====== INPUT ROWS

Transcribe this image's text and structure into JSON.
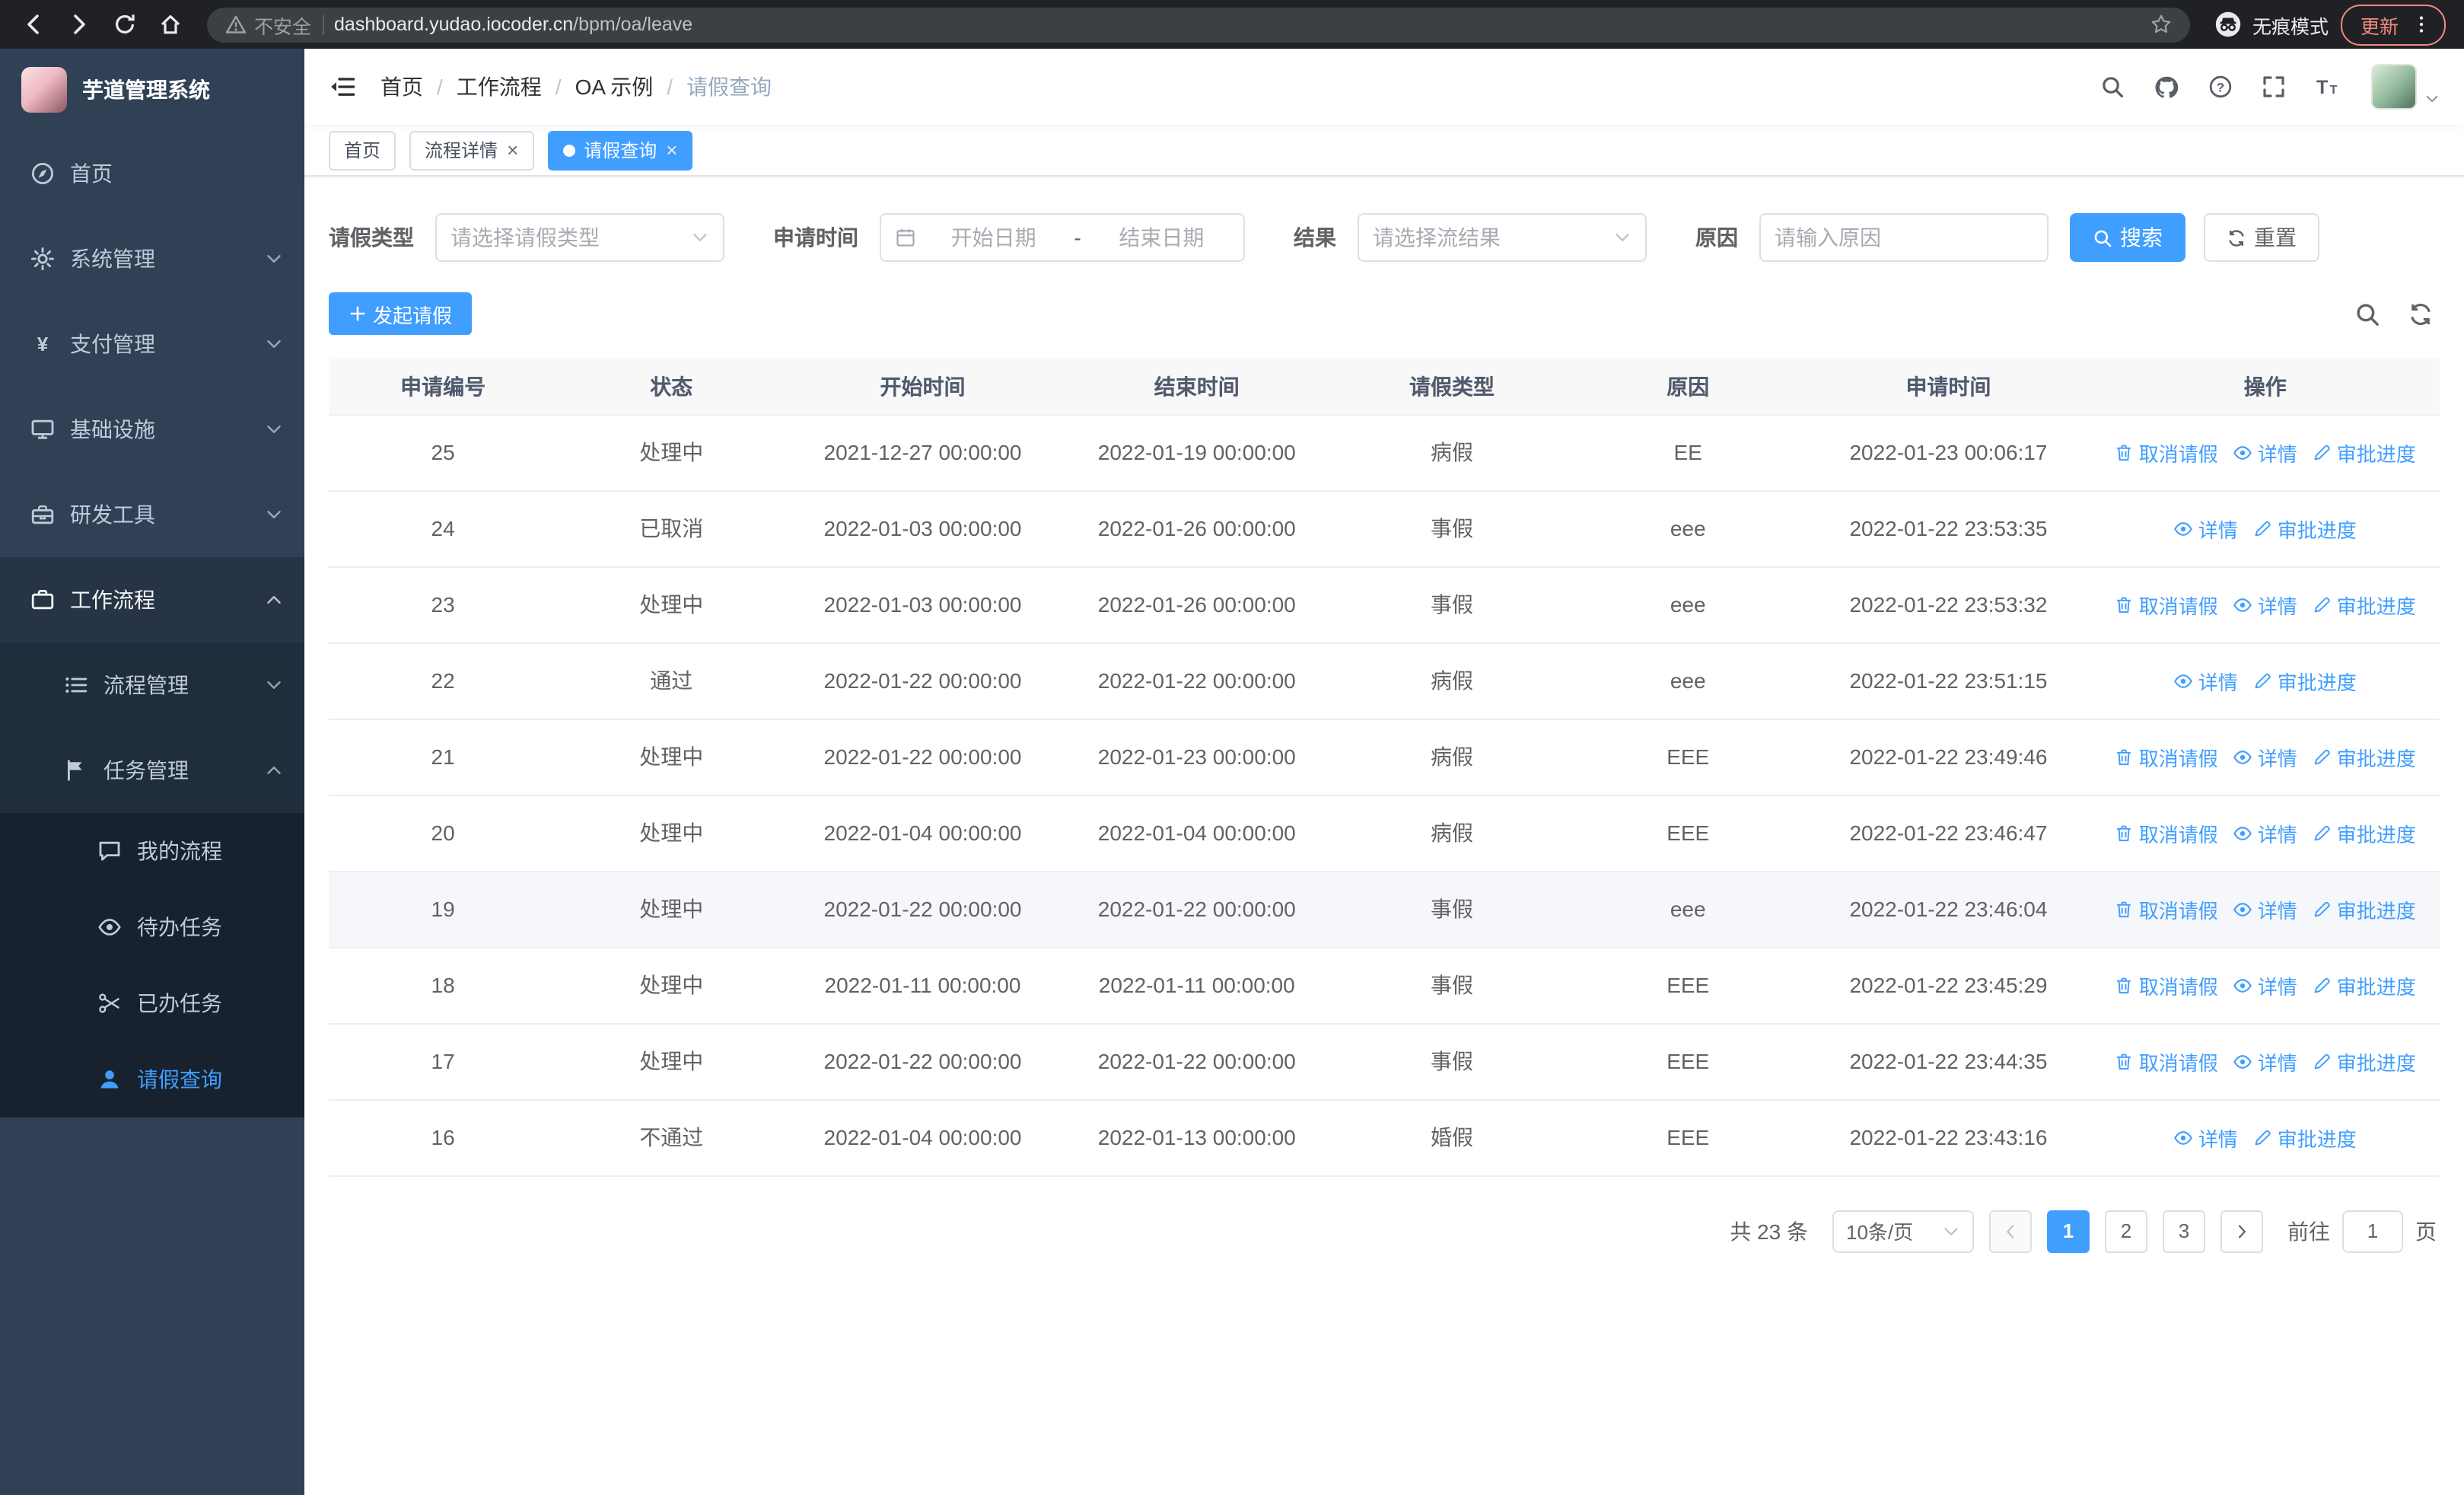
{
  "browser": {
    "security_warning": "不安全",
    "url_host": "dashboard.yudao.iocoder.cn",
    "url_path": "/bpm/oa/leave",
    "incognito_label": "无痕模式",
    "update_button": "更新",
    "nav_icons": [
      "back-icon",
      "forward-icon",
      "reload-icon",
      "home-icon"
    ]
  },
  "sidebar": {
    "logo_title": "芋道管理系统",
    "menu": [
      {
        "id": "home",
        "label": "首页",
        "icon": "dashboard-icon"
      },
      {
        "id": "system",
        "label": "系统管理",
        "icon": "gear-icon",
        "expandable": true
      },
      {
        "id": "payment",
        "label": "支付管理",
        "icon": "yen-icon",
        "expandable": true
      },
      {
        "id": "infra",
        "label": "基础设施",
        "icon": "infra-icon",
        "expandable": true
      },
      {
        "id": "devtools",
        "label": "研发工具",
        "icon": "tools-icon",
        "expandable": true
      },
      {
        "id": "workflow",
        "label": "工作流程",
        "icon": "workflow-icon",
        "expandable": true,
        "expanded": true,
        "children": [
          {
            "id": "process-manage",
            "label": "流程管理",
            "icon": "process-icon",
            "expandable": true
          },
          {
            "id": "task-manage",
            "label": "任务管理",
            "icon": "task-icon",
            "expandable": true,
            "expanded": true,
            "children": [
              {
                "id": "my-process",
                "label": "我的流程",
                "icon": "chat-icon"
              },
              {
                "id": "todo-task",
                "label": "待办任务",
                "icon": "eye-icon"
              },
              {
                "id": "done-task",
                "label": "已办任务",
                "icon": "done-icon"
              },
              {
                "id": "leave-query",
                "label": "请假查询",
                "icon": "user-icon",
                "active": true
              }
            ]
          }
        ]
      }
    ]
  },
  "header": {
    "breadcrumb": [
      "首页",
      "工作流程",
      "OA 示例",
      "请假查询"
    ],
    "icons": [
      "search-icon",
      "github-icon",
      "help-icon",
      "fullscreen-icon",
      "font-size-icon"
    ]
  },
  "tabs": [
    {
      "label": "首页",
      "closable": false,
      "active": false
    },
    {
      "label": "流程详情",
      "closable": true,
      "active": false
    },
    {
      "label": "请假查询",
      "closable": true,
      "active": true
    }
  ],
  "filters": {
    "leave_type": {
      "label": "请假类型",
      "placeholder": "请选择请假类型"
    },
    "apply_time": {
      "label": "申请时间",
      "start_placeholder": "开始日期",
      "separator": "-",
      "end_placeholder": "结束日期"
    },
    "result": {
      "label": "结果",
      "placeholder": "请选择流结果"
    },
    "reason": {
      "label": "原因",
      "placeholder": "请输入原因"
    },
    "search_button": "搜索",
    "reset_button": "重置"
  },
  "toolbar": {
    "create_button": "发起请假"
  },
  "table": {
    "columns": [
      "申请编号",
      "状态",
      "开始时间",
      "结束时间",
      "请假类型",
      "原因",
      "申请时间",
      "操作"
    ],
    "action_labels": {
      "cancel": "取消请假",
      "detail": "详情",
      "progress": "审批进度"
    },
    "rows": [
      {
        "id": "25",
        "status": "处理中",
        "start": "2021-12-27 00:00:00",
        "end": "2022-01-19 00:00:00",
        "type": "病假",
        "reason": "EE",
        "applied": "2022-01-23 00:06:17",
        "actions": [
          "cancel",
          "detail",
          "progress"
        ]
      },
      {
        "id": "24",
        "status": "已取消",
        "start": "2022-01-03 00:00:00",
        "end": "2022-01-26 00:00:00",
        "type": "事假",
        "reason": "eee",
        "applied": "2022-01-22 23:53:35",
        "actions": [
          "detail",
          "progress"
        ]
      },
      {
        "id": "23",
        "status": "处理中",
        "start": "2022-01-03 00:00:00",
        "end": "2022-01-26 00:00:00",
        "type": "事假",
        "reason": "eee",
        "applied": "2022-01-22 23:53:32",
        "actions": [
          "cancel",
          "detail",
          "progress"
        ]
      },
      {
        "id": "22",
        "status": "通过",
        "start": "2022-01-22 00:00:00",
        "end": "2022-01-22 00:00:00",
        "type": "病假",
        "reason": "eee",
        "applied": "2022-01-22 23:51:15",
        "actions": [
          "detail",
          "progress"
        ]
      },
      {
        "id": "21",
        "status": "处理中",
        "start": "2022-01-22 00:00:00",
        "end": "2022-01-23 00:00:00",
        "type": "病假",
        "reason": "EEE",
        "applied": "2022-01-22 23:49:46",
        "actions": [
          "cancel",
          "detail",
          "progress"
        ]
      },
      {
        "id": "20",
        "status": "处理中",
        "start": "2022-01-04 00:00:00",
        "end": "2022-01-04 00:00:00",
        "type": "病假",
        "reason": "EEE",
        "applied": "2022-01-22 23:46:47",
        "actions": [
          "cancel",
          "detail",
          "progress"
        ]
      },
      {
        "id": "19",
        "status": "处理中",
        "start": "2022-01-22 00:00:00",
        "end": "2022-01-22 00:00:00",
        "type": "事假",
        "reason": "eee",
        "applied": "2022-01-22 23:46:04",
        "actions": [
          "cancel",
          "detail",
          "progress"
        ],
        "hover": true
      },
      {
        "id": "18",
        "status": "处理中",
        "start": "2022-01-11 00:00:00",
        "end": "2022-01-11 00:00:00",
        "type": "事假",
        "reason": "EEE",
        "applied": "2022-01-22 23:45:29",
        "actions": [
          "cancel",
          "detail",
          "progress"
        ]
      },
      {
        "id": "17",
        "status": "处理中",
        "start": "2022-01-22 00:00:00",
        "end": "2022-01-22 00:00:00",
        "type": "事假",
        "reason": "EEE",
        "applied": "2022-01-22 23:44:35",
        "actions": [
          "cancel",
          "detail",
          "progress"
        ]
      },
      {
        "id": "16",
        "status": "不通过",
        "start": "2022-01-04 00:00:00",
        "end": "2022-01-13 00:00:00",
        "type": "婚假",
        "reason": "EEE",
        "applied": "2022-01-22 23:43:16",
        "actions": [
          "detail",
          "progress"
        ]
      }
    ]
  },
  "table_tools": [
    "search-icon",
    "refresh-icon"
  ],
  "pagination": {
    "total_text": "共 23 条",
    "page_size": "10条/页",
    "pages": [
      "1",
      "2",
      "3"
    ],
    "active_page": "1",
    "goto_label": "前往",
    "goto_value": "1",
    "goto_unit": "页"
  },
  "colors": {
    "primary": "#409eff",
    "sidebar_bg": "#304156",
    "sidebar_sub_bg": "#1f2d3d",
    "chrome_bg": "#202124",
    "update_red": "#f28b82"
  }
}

============
====== INPUT ROWS

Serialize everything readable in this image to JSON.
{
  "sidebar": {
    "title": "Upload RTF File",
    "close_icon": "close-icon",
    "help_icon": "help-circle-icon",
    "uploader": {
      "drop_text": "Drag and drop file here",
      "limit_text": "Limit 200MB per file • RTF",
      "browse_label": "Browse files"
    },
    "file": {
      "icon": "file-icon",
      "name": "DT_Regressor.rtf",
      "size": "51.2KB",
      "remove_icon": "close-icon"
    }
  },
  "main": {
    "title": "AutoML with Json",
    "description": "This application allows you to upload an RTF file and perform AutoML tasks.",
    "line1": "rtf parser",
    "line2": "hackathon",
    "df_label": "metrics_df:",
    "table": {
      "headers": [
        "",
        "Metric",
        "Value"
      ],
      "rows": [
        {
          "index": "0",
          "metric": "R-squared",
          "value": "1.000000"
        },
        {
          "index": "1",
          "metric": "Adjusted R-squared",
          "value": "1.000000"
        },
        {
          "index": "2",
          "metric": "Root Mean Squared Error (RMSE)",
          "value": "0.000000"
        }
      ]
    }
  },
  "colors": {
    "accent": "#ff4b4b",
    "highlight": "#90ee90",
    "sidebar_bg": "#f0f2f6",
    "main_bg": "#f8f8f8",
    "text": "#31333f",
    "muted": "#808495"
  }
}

============

GOAL OF THE EXERCISE: Using the listing, say how many lines include the word "help", and add nothing else.

WRITTEN SOLUTION: 2